Problem description
Show all lines holding the string "File".
** BEGIN Exercise materials **
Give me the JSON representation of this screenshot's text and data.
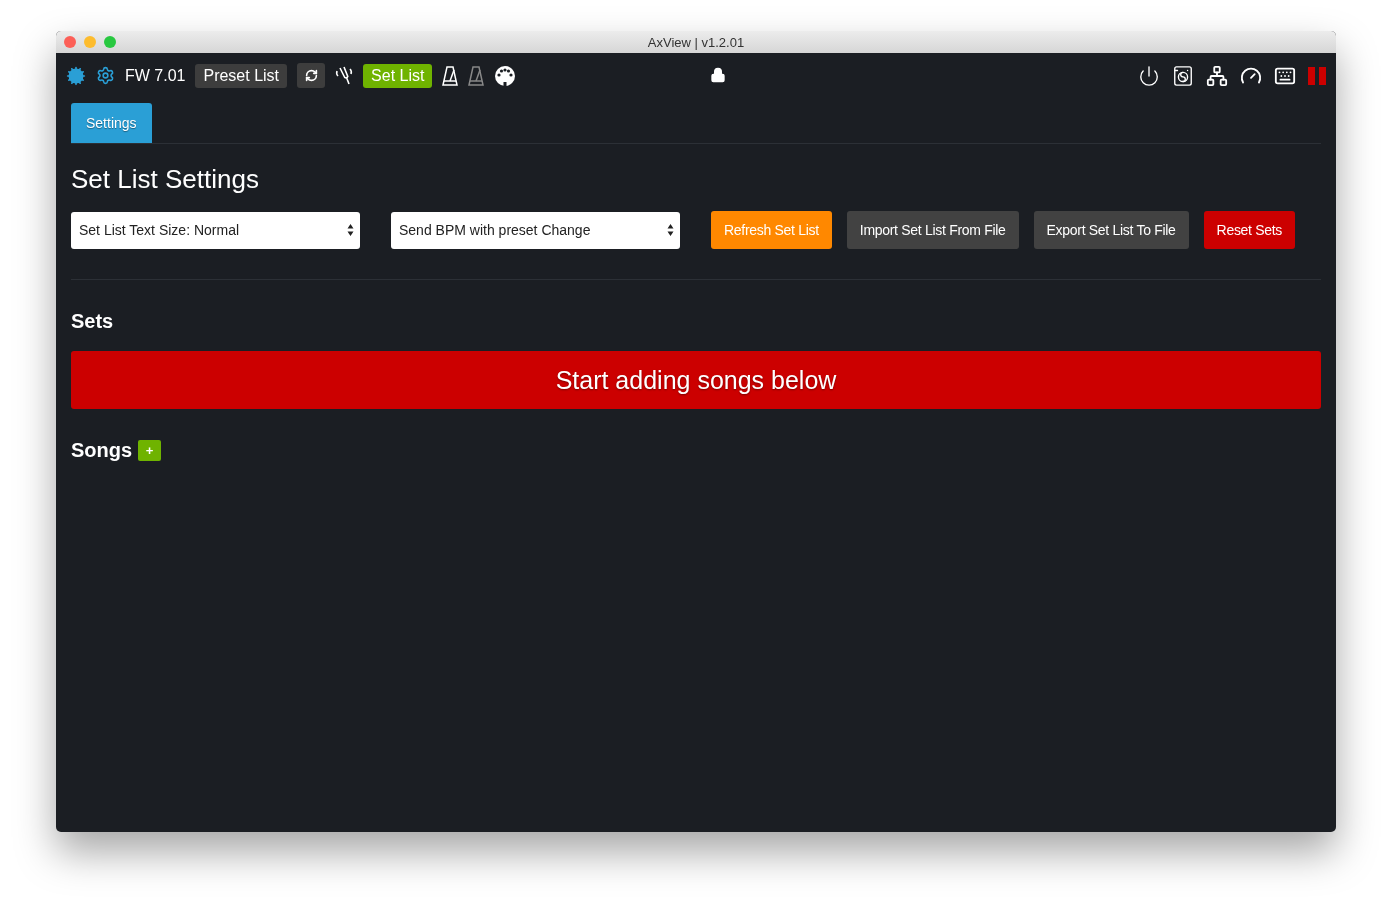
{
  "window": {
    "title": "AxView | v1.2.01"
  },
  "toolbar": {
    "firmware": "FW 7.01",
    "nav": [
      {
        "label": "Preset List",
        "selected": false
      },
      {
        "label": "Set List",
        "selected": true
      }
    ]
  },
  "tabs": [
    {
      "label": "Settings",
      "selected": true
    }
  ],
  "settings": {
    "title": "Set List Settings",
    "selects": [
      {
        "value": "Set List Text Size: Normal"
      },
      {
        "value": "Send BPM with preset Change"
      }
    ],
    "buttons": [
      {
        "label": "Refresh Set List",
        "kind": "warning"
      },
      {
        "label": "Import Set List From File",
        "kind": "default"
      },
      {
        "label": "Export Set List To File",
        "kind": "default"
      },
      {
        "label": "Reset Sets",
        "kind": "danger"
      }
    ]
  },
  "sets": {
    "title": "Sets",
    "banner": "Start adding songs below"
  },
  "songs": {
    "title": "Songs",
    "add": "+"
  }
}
** END Exercise materials **
Finished exercise
        "label": "Import Set List From File",
        "label": "Export Set List To File",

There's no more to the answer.